───── THE INPUT

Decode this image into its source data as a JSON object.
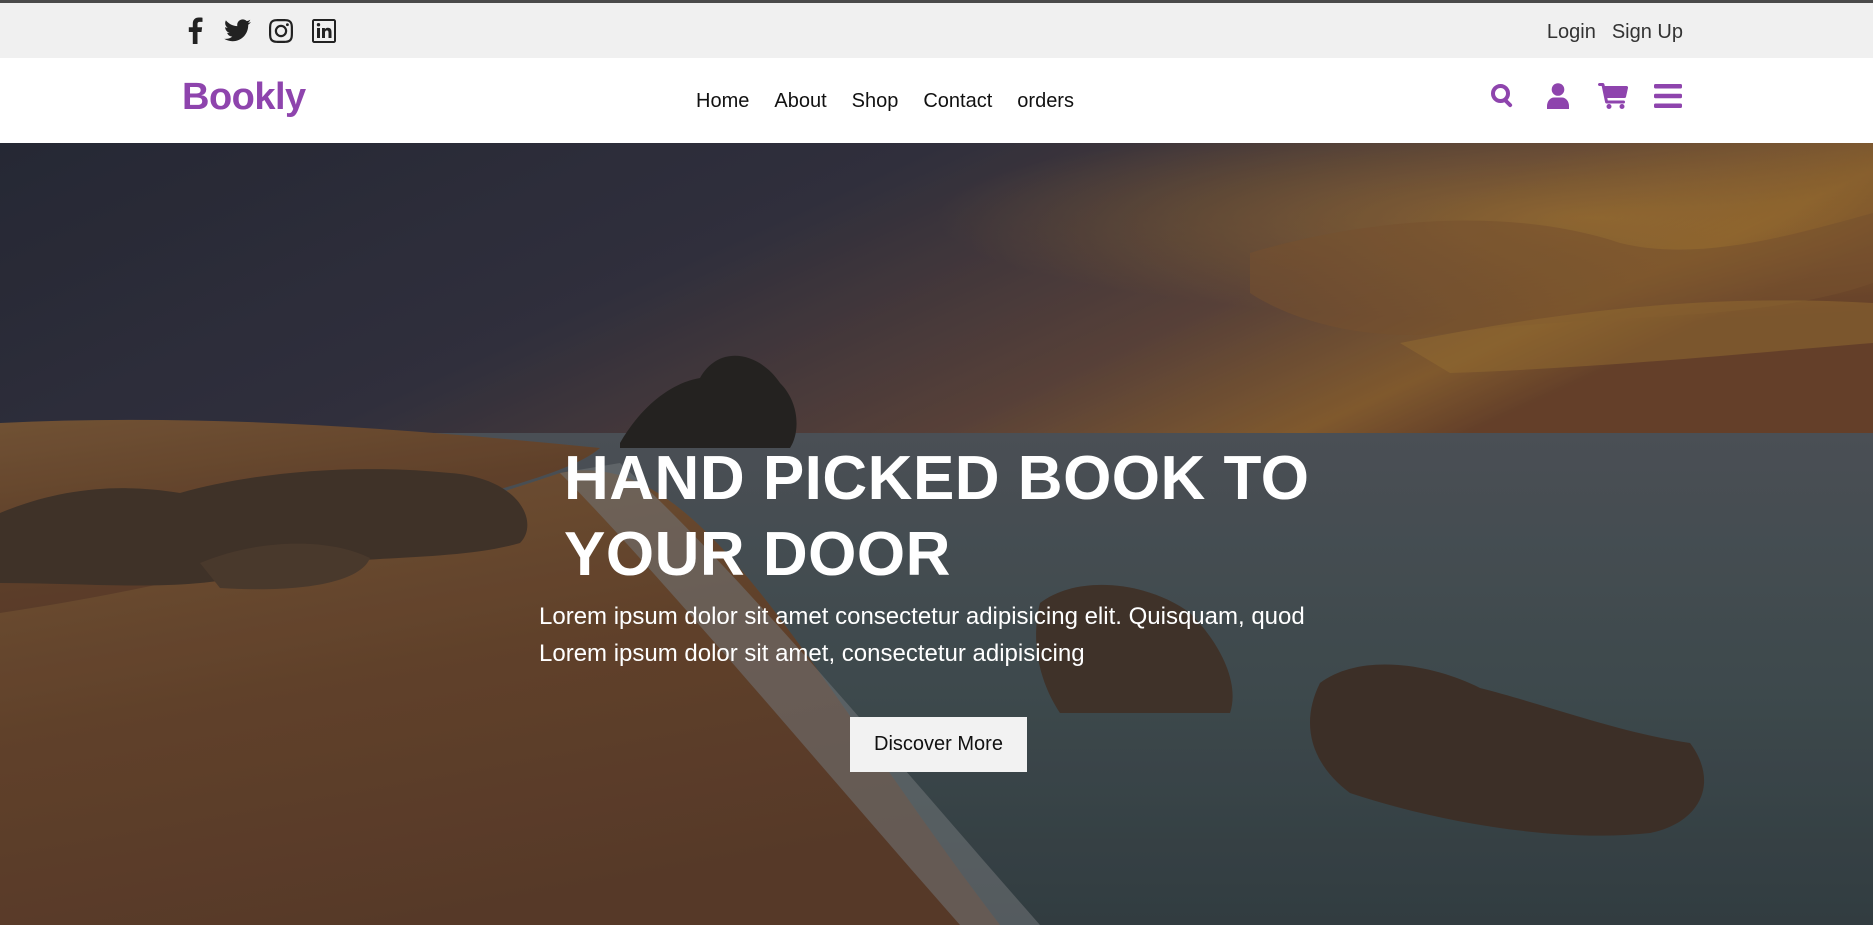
{
  "social": {
    "icons": [
      "facebook-icon",
      "twitter-icon",
      "instagram-icon",
      "linkedin-icon"
    ]
  },
  "auth": {
    "login_label": "Login",
    "signup_label": "Sign Up"
  },
  "header": {
    "logo": "Bookly",
    "nav": [
      {
        "label": "Home"
      },
      {
        "label": "About"
      },
      {
        "label": "Shop"
      },
      {
        "label": "Contact"
      },
      {
        "label": "orders"
      }
    ],
    "tools": [
      "search-icon",
      "user-icon",
      "cart-icon",
      "menu-icon"
    ]
  },
  "hero": {
    "title_line1": "HAND PICKED BOOK TO",
    "title_line2": "YOUR DOOR",
    "text_line1": "Lorem ipsum dolor sit amet consectetur adipisicing elit. Quisquam, quod",
    "text_line2": "Lorem ipsum dolor sit amet, consectetur adipisicing",
    "button_label": "Discover More"
  },
  "colors": {
    "accent": "#8e44ad",
    "topbar_bg": "#f0f0f0",
    "button_bg": "#f2f2f2"
  }
}
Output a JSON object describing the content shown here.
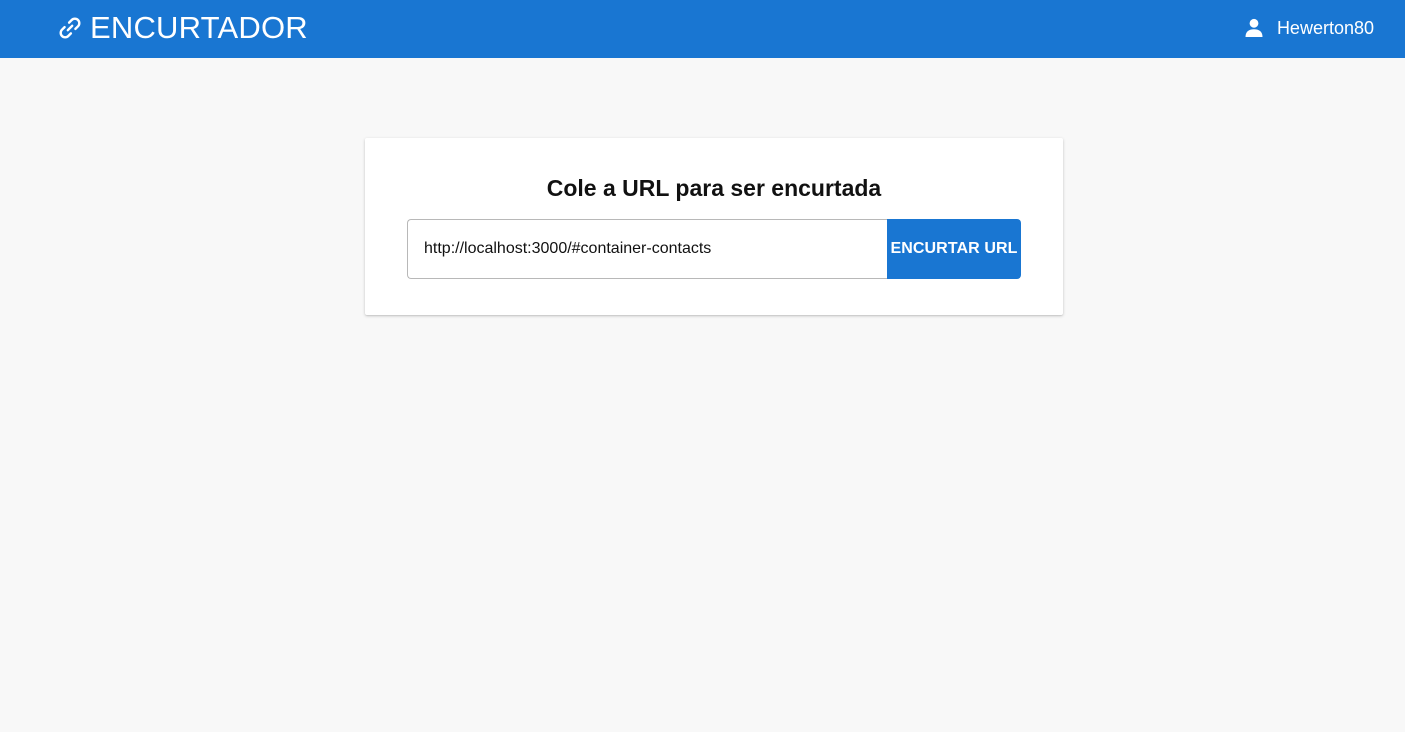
{
  "header": {
    "brand_icon": "link-icon",
    "brand": "ENCURTADOR",
    "user_icon": "user-icon",
    "username": "Hewerton80"
  },
  "main": {
    "title": "Cole a URL para ser encurtada",
    "url_input": {
      "value": "http://localhost:3000/#container-contacts",
      "placeholder": ""
    },
    "submit_label": "ENCURTAR URL"
  },
  "colors": {
    "primary": "#1976d2",
    "background": "#f8f8f8",
    "card": "#ffffff"
  }
}
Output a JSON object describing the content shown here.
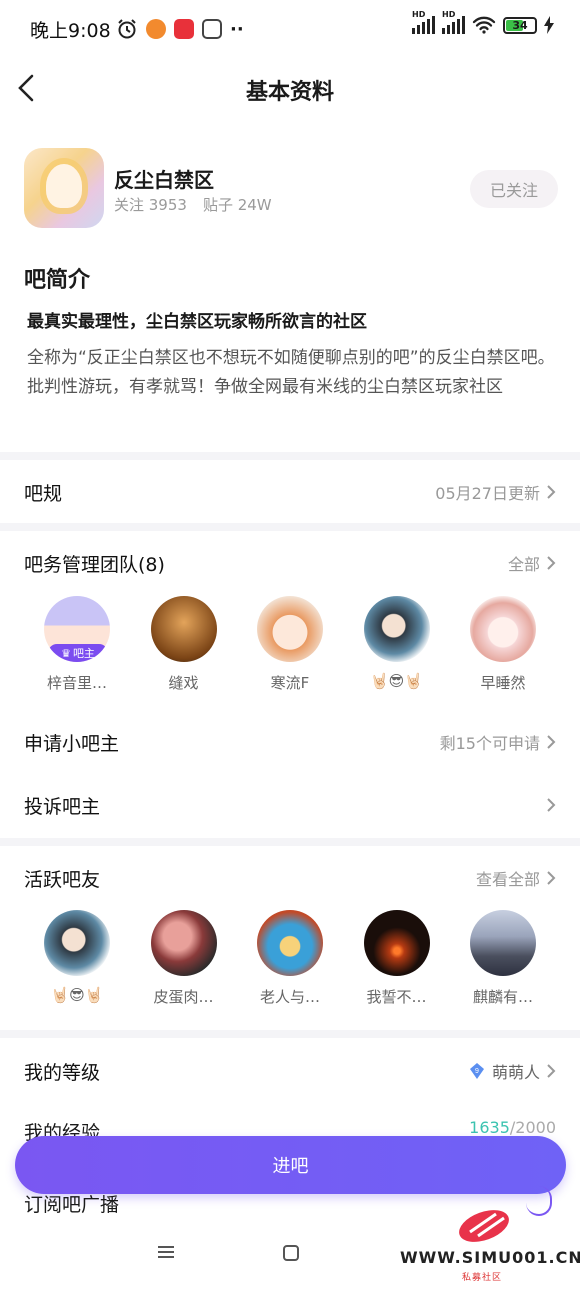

──────────

INSTRUCTIONS FOR THE TASK
Quote everything in the listing above exactly; pictures are the only thing to omit.

TASK RESULT
Decode this image into its source data as a JSON object.
{
  "social": {
    "icons": [
      "facebook-icon",
      "twitter-icon",
      "instagram-icon",
      "linkedin-icon"
    ]
  },
  "auth": {
    "login_label": "Login",
    "signup_label": "Sign Up"
  },
  "header": {
    "logo": "Bookly",
    "nav": [
      {
        "label": "Home"
      },
      {
        "label": "About"
      },
      {
        "label": "Shop"
      },
      {
        "label": "Contact"
      },
      {
        "label": "orders"
      }
    ],
    "tools": [
      "search-icon",
      "user-icon",
      "cart-icon",
      "menu-icon"
    ]
  },
  "hero": {
    "title_line1": "HAND PICKED BOOK TO",
    "title_line2": "YOUR DOOR",
    "text_line1": "Lorem ipsum dolor sit amet consectetur adipisicing elit. Quisquam, quod",
    "text_line2": "Lorem ipsum dolor sit amet, consectetur adipisicing",
    "button_label": "Discover More"
  },
  "colors": {
    "accent": "#8e44ad",
    "topbar_bg": "#f0f0f0",
    "button_bg": "#f2f2f2"
  }
}
Output a JSON object describing the content shown here.
{
  "header": {
    "brand_icon": "link-icon",
    "brand": "ENCURTADOR",
    "user_icon": "user-icon",
    "username": "Hewerton80"
  },
  "main": {
    "title": "Cole a URL para ser encurtada",
    "url_input": {
      "value": "http://localhost:3000/#container-contacts",
      "placeholder": ""
    },
    "submit_label": "ENCURTAR URL"
  },
  "colors": {
    "primary": "#1976d2",
    "background": "#f8f8f8",
    "card": "#ffffff"
  }
}
Output a JSON object describing the content shown here.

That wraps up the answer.